■ Work required: Return all lines that include the string "Three".

---------------

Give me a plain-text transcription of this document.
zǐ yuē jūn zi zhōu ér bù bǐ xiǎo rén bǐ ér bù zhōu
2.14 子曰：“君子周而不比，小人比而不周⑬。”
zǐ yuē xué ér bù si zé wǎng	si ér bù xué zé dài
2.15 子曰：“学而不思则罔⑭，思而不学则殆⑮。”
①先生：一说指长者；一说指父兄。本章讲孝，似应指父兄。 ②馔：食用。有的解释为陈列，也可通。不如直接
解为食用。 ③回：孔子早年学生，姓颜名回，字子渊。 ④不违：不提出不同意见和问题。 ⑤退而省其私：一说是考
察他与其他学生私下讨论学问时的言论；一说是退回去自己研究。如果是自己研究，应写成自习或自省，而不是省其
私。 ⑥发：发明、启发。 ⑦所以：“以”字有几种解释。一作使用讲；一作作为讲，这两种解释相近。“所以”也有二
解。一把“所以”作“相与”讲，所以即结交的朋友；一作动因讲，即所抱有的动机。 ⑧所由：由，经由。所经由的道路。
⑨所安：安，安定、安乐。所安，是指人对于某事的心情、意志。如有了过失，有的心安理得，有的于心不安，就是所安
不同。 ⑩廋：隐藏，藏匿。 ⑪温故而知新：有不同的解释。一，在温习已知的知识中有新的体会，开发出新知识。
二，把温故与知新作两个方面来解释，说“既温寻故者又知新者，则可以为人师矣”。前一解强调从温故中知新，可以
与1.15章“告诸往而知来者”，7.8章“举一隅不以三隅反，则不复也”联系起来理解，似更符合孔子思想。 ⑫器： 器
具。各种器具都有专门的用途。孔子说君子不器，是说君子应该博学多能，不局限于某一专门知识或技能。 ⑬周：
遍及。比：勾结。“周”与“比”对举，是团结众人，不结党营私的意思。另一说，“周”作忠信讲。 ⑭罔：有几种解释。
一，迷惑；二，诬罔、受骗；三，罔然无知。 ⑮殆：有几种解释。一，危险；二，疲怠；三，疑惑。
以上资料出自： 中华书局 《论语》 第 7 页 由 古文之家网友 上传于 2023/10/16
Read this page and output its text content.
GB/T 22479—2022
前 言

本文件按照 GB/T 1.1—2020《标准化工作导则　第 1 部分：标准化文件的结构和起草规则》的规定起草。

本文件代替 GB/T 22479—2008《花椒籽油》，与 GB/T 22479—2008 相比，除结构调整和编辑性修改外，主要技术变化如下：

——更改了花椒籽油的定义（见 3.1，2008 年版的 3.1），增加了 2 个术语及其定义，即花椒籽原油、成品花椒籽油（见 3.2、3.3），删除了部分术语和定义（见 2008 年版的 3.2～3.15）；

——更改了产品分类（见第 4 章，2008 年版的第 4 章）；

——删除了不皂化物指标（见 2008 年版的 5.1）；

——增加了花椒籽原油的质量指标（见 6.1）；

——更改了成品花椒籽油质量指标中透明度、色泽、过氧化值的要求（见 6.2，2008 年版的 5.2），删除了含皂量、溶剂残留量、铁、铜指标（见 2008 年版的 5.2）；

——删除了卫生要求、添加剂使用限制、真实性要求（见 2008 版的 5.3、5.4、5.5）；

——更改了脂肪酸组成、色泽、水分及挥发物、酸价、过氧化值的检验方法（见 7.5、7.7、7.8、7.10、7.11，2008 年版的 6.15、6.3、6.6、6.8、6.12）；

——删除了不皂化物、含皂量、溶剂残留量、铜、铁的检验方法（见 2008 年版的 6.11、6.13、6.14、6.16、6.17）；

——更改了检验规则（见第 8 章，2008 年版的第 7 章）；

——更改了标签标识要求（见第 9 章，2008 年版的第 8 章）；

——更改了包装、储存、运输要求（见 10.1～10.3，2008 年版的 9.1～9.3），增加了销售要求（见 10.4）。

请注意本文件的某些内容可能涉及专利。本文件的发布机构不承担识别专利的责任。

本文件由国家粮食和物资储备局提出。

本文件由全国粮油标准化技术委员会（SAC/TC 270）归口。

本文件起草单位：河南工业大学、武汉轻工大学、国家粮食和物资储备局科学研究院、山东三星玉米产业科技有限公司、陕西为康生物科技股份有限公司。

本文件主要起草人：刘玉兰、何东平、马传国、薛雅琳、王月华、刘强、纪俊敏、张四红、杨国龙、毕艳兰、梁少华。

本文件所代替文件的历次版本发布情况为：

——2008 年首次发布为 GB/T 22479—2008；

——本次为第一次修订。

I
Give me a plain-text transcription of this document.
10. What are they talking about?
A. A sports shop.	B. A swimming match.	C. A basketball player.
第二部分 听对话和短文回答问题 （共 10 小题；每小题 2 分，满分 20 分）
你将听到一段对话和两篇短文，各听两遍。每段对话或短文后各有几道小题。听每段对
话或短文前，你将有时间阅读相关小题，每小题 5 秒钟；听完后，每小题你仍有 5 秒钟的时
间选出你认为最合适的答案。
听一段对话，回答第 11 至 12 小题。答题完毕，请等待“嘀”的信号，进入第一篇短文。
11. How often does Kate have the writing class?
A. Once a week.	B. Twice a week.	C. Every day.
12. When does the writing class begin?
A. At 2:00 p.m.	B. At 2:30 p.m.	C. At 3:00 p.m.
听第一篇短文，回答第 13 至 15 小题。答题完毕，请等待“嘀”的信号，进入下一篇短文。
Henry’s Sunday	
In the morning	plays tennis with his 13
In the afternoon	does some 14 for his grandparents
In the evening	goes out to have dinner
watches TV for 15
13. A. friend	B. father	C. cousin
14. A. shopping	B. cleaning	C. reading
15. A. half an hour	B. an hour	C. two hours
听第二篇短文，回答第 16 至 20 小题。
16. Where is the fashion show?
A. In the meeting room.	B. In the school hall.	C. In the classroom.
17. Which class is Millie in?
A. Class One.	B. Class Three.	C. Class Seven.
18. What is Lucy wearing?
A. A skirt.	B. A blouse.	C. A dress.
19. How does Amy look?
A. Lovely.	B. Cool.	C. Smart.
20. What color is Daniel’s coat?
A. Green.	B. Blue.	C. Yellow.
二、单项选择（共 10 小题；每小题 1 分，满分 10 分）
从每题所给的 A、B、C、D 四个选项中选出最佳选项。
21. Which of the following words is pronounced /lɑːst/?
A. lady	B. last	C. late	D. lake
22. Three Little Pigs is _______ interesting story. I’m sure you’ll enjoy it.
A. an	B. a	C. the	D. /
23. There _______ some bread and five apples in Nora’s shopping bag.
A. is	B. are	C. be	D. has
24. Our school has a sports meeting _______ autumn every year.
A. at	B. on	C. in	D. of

---------------

■ Written solution:
A. Class One.	B. Class Three.	C. Class Seven.
22. Three Little Pigs is _______ interesting story. I’m sure you’ll enjoy it.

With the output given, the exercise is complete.